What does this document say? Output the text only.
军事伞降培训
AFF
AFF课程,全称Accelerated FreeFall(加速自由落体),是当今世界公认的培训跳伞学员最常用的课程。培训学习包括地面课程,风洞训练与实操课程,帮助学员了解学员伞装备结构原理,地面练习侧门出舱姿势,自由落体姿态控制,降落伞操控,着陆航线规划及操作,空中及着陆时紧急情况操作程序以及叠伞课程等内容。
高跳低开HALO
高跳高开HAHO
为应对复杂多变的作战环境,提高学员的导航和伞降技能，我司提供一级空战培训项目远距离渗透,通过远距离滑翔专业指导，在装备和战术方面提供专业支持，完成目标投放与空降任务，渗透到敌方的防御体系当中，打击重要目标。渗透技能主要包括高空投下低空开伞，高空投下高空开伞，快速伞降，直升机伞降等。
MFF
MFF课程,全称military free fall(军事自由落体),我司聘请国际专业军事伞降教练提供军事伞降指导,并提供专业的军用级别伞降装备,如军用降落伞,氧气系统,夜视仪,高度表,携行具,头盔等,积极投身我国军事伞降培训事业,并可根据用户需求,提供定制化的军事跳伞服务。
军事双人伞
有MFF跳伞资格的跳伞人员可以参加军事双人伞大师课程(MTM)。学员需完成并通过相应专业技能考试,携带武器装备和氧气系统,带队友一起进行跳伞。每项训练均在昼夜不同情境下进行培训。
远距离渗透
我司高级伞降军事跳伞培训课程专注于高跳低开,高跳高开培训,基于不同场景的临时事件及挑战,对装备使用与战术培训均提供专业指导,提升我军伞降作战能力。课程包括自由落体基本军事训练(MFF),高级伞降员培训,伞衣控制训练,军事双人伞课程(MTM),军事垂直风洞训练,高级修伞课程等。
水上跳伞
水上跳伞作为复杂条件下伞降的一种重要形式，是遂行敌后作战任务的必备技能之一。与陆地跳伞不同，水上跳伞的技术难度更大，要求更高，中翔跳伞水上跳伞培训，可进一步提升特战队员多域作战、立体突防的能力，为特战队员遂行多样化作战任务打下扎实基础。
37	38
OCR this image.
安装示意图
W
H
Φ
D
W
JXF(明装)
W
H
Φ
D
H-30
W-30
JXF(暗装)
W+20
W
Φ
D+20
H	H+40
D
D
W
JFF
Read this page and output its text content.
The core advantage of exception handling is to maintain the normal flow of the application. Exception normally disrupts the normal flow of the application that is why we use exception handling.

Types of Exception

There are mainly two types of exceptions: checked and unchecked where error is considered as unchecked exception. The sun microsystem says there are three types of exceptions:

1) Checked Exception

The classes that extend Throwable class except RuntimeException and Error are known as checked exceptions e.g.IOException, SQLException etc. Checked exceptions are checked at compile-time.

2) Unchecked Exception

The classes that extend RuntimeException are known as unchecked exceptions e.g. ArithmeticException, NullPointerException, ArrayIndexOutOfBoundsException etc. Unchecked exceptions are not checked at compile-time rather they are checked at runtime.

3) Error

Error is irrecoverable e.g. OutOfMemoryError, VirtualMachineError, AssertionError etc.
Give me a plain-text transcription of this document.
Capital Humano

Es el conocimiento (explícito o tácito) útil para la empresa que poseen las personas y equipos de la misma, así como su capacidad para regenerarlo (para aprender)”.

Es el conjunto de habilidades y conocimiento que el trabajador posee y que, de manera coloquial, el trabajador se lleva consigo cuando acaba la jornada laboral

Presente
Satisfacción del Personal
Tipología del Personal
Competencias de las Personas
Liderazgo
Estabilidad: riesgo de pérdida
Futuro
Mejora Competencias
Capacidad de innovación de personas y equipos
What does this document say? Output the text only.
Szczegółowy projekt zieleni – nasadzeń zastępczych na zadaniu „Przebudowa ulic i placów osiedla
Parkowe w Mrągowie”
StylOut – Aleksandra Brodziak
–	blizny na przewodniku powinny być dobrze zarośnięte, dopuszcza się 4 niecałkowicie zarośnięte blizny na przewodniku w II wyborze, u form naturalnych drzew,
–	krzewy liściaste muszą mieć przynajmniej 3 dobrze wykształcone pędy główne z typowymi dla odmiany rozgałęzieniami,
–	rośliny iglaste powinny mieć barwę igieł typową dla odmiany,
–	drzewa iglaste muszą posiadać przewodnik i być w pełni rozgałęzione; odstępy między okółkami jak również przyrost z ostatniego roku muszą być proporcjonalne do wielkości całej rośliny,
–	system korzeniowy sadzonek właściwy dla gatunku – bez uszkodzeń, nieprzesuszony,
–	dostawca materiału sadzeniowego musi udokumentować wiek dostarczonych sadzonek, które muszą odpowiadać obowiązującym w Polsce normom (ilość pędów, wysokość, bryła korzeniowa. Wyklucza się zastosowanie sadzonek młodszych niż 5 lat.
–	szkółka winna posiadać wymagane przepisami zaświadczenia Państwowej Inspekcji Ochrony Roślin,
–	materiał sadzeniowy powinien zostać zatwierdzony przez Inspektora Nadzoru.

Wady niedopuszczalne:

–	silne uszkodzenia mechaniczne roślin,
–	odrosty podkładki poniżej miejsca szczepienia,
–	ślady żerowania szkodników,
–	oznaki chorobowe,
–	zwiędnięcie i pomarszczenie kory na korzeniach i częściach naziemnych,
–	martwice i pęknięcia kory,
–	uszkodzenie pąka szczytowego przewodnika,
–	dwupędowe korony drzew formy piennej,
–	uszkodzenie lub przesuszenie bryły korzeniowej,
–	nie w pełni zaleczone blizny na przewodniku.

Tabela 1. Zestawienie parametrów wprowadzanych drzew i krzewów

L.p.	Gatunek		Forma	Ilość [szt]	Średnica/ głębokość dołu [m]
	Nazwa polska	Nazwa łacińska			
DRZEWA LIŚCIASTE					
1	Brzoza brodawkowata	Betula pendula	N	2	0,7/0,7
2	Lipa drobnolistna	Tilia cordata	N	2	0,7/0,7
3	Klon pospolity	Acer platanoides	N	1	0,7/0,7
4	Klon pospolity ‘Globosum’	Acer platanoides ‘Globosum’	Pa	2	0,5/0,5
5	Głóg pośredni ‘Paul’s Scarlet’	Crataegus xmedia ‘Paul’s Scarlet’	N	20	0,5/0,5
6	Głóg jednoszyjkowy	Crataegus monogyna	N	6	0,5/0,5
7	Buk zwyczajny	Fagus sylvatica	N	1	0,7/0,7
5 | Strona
___
▶ Directions:
Reproduce all of the records exactly.

▶ Written response:
What does this document say? Output the text only.
军事伞降培训
AFF
AFF课程,全称Accelerated FreeFall(加速自由落体),是当今世界公认的培训跳伞学员最常用的课程。培训学习包括地面课程,风洞训练与实操课程,帮助学员了解学员伞装备结构原理,地面练习侧门出舱姿势,自由落体姿态控制,降落伞操控,着陆航线规划及操作,空中及着陆时紧急情况操作程序以及叠伞课程等内容。
高跳低开HALO
高跳高开HAHO
为应对复杂多变的作战环境,提高学员的导航和伞降技能，我司提供一级空战培训项目远距离渗透,通过远距离滑翔专业指导，在装备和战术方面提供专业支持，完成目标投放与空降任务，渗透到敌方的防御体系当中，打击重要目标。渗透技能主要包括高空投下低空开伞，高空投下高空开伞，快速伞降，直升机伞降等。
MFF
MFF课程,全称military free fall(军事自由落体),我司聘请国际专业军事伞降教练提供军事伞降指导,并提供专业的军用级别伞降装备,如军用降落伞,氧气系统,夜视仪,高度表,携行具,头盔等,积极投身我国军事伞降培训事业,并可根据用户需求,提供定制化的军事跳伞服务。
军事双人伞
有MFF跳伞资格的跳伞人员可以参加军事双人伞大师课程(MTM)。学员需完成并通过相应专业技能考试,携带武器装备和氧气系统,带队友一起进行跳伞。每项训练均在昼夜不同情境下进行培训。
远距离渗透
我司高级伞降军事跳伞培训课程专注于高跳低开,高跳高开培训,基于不同场景的临时事件及挑战,对装备使用与战术培训均提供专业指导,提升我军伞降作战能力。课程包括自由落体基本军事训练(MFF),高级伞降员培训,伞衣控制训练,军事双人伞课程(MTM),军事垂直风洞训练,高级修伞课程等。
水上跳伞
水上跳伞作为复杂条件下伞降的一种重要形式，是遂行敌后作战任务的必备技能之一。与陆地跳伞不同，水上跳伞的技术难度更大，要求更高，中翔跳伞水上跳伞培训，可进一步提升特战队员多域作战、立体突防的能力，为特战队员遂行多样化作战任务打下扎实基础。
37	38
OCR this image.
安装示意图
W
H
Φ
D
W
JXF(明装)
W
H
Φ
D
H-30
W-30
JXF(暗装)
W+20
W
Φ
D+20
H	H+40
D
D
W
JFF
Read this page and output its text content.
The core advantage of exception handling is to maintain the normal flow of the application. Exception normally disrupts the normal flow of the application that is why we use exception handling.

Types of Exception

There are mainly two types of exceptions: checked and unchecked where error is considered as unchecked exception. The sun microsystem says there are three types of exceptions:

1) Checked Exception

The classes that extend Throwable class except RuntimeException and Error are known as checked exceptions e.g.IOException, SQLException etc. Checked exceptions are checked at compile-time.

2) Unchecked Exception

The classes that extend RuntimeException are known as unchecked exceptions e.g. ArithmeticException, NullPointerException, ArrayIndexOutOfBoundsException etc. Unchecked exceptions are not checked at compile-time rather they are checked at runtime.

3) Error

Error is irrecoverable e.g. OutOfMemoryError, VirtualMachineError, AssertionError etc.
Give me a plain-text transcription of this document.
Capital Humano

Es el conocimiento (explícito o tácito) útil para la empresa que poseen las personas y equipos de la misma, así como su capacidad para regenerarlo (para aprender)”.

Es el conjunto de habilidades y conocimiento que el trabajador posee y que, de manera coloquial, el trabajador se lleva consigo cuando acaba la jornada laboral

Presente
Satisfacción del Personal
Tipología del Personal
Competencias de las Personas
Liderazgo
Estabilidad: riesgo de pérdida
Futuro
Mejora Competencias
Capacidad de innovación de personas y equipos
What does this document say? Output the text only.
Szczegółowy projekt zieleni – nasadzeń zastępczych na zadaniu „Przebudowa ulic i placów osiedla
Parkowe w Mrągowie”
StylOut – Aleksandra Brodziak
–	blizny na przewodniku powinny być dobrze zarośnięte, dopuszcza się 4 niecałkowicie zarośnięte blizny na przewodniku w II wyborze, u form naturalnych drzew,
–	krzewy liściaste muszą mieć przynajmniej 3 dobrze wykształcone pędy główne z typowymi dla odmiany rozgałęzieniami,
–	rośliny iglaste powinny mieć barwę igieł typową dla odmiany,
–	drzewa iglaste muszą posiadać przewodnik i być w pełni rozgałęzione; odstępy między okółkami jak również przyrost z ostatniego roku muszą być proporcjonalne do wielkości całej rośliny,
–	system korzeniowy sadzonek właściwy dla gatunku – bez uszkodzeń, nieprzesuszony,
–	dostawca materiału sadzeniowego musi udokumentować wiek dostarczonych sadzonek, które muszą odpowiadać obowiązującym w Polsce normom (ilość pędów, wysokość, bryła korzeniowa. Wyklucza się zastosowanie sadzonek młodszych niż 5 lat.
–	szkółka winna posiadać wymagane przepisami zaświadczenia Państwowej Inspekcji Ochrony Roślin,
–	materiał sadzeniowy powinien zostać zatwierdzony przez Inspektora Nadzoru.

Wady niedopuszczalne:

–	silne uszkodzenia mechaniczne roślin,
–	odrosty podkładki poniżej miejsca szczepienia,
–	ślady żerowania szkodników,
–	oznaki chorobowe,
–	zwiędnięcie i pomarszczenie kory na korzeniach i częściach naziemnych,
–	martwice i pęknięcia kory,
–	uszkodzenie pąka szczytowego przewodnika,
–	dwupędowe korony drzew formy piennej,
–	uszkodzenie lub przesuszenie bryły korzeniowej,
–	nie w pełni zaleczone blizny na przewodniku.

Tabela 1. Zestawienie parametrów wprowadzanych drzew i krzewów

L.p.	Gatunek		Forma	Ilość [szt]	Średnica/ głębokość dołu [m]
	Nazwa polska	Nazwa łacińska			
DRZEWA LIŚCIASTE					
1	Brzoza brodawkowata	Betula pendula	N	2	0,7/0,7
2	Lipa drobnolistna	Tilia cordata	N	2	0,7/0,7
3	Klon pospolity	Acer platanoides	N	1	0,7/0,7
4	Klon pospolity ‘Globosum’	Acer platanoides ‘Globosum’	Pa	2	0,5/0,5
5	Głóg pośredni ‘Paul’s Scarlet’	Crataegus xmedia ‘Paul’s Scarlet’	N	20	0,5/0,5
6	Głóg jednoszyjkowy	Crataegus monogyna	N	6	0,5/0,5
7	Buk zwyczajny	Fagus sylvatica	N	1	0,7/0,7
5 | Strona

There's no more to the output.